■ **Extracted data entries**
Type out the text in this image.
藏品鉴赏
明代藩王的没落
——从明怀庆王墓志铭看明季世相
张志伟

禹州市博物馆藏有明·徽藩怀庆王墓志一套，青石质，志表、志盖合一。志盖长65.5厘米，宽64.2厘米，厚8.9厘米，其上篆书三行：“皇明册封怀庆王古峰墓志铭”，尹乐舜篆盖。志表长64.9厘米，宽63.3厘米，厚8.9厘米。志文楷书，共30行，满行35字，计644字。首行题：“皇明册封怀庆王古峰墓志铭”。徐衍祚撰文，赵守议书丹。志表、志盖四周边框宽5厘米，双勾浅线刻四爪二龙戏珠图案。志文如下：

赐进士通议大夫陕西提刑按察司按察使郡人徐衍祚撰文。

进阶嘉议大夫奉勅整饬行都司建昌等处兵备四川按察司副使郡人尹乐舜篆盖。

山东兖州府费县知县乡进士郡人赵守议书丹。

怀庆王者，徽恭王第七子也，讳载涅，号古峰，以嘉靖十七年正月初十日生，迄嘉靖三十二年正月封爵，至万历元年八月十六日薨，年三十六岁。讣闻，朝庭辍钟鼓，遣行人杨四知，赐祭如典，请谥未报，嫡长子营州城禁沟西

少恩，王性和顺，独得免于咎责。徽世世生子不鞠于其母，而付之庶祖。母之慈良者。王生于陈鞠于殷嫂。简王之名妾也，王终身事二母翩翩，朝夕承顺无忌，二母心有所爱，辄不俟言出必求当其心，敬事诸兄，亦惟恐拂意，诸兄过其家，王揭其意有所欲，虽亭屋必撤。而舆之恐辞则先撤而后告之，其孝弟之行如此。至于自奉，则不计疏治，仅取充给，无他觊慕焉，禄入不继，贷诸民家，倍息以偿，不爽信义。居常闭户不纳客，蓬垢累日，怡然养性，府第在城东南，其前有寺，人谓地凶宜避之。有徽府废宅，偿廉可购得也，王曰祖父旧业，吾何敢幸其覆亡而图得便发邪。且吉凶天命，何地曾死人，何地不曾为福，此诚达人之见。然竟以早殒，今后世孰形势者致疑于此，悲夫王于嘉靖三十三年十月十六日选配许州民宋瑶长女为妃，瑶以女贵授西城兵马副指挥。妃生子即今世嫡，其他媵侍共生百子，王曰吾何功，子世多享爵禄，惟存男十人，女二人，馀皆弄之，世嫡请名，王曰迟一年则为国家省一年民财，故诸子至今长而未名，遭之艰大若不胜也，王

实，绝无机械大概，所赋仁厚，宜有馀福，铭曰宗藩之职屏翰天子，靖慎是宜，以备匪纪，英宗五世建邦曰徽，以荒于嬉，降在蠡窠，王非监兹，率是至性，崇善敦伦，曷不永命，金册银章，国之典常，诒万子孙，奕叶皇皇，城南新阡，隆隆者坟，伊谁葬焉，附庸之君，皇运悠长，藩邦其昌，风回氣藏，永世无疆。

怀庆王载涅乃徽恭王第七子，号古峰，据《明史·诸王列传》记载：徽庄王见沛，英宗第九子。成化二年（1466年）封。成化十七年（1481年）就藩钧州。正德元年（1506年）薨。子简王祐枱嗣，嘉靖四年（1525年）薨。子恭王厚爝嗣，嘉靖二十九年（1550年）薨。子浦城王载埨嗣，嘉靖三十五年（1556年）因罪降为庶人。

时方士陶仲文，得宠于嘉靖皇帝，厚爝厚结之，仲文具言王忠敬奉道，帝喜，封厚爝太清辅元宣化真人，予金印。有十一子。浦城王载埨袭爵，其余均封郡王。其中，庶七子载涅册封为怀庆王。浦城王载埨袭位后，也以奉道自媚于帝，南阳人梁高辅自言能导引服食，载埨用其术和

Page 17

■ **Your task**
Recopy the entries above exactly, with every line included.

■ **Exercise output**
Type out the text in this image.
藏品鉴赏
明代藩王的没落
——从明怀庆王墓志铭看明季世相
张志伟

禹州市博物馆藏有明·徽藩怀庆王墓志一套，青石质，志表、志盖合一。志盖长65.5厘米，宽64.2厘米，厚8.9厘米，其上篆书三行：“皇明册封怀庆王古峰墓志铭”，尹乐舜篆盖。志表长64.9厘米，宽63.3厘米，厚8.9厘米。志文楷书，共30行，满行35字，计644字。首行题：“皇明册封怀庆王古峰墓志铭”。徐衍祚撰文，赵守议书丹。志表、志盖四周边框宽5厘米，双勾浅线刻四爪二龙戏珠图案。志文如下：

赐进士通议大夫陕西提刑按察司按察使郡人徐衍祚撰文。

进阶嘉议大夫奉勅整饬行都司建昌等处兵备四川按察司副使郡人尹乐舜篆盖。

山东兖州府费县知县乡进士郡人赵守议书丹。

怀庆王者，徽恭王第七子也，讳载涅，号古峰，以嘉靖十七年正月初十日生，迄嘉靖三十二年正月封爵，至万历元年八月十六日薨，年三十六岁。讣闻，朝庭辍钟鼓，遣行人杨四知，赐祭如典，请谥未报，嫡长子营州城禁沟西

少恩，王性和顺，独得免于咎责。徽世世生子不鞠于其母，而付之庶祖。母之慈良者。王生于陈鞠于殷嫂。简王之名妾也，王终身事二母翩翩，朝夕承顺无忌，二母心有所爱，辄不俟言出必求当其心，敬事诸兄，亦惟恐拂意，诸兄过其家，王揭其意有所欲，虽亭屋必撤。而舆之恐辞则先撤而后告之，其孝弟之行如此。至于自奉，则不计疏治，仅取充给，无他觊慕焉，禄入不继，贷诸民家，倍息以偿，不爽信义。居常闭户不纳客，蓬垢累日，怡然养性，府第在城东南，其前有寺，人谓地凶宜避之。有徽府废宅，偿廉可购得也，王曰祖父旧业，吾何敢幸其覆亡而图得便发邪。且吉凶天命，何地曾死人，何地不曾为福，此诚达人之见。然竟以早殒，今后世孰形势者致疑于此，悲夫王于嘉靖三十三年十月十六日选配许州民宋瑶长女为妃，瑶以女贵授西城兵马副指挥。妃生子即今世嫡，其他媵侍共生百子，王曰吾何功，子世多享爵禄，惟存男十人，女二人，馀皆弄之，世嫡请名，王曰迟一年则为国家省一年民财，故诸子至今长而未名，遭之艰大若不胜也，王

实，绝无机械大概，所赋仁厚，宜有馀福，铭曰宗藩之职屏翰天子，靖慎是宜，以备匪纪，英宗五世建邦曰徽，以荒于嬉，降在蠡窠，王非监兹，率是至性，崇善敦伦，曷不永命，金册银章，国之典常，诒万子孙，奕叶皇皇，城南新阡，隆隆者坟，伊谁葬焉，附庸之君，皇运悠长，藩邦其昌，风回氣藏，永世无疆。

怀庆王载涅乃徽恭王第七子，号古峰，据《明史·诸王列传》记载：徽庄王见沛，英宗第九子。成化二年（1466年）封。成化十七年（1481年）就藩钧州。正德元年（1506年）薨。子简王祐枱嗣，嘉靖四年（1525年）薨。子恭王厚爝嗣，嘉靖二十九年（1550年）薨。子浦城王载埨嗣，嘉靖三十五年（1556年）因罪降为庶人。

时方士陶仲文，得宠于嘉靖皇帝，厚爝厚结之，仲文具言王忠敬奉道，帝喜，封厚爝太清辅元宣化真人，予金印。有十一子。浦城王载埨袭爵，其余均封郡王。其中，庶七子载涅册封为怀庆王。浦城王载埨袭位后，也以奉道自媚于帝，南阳人梁高辅自言能导引服食，载埨用其术和

Page 17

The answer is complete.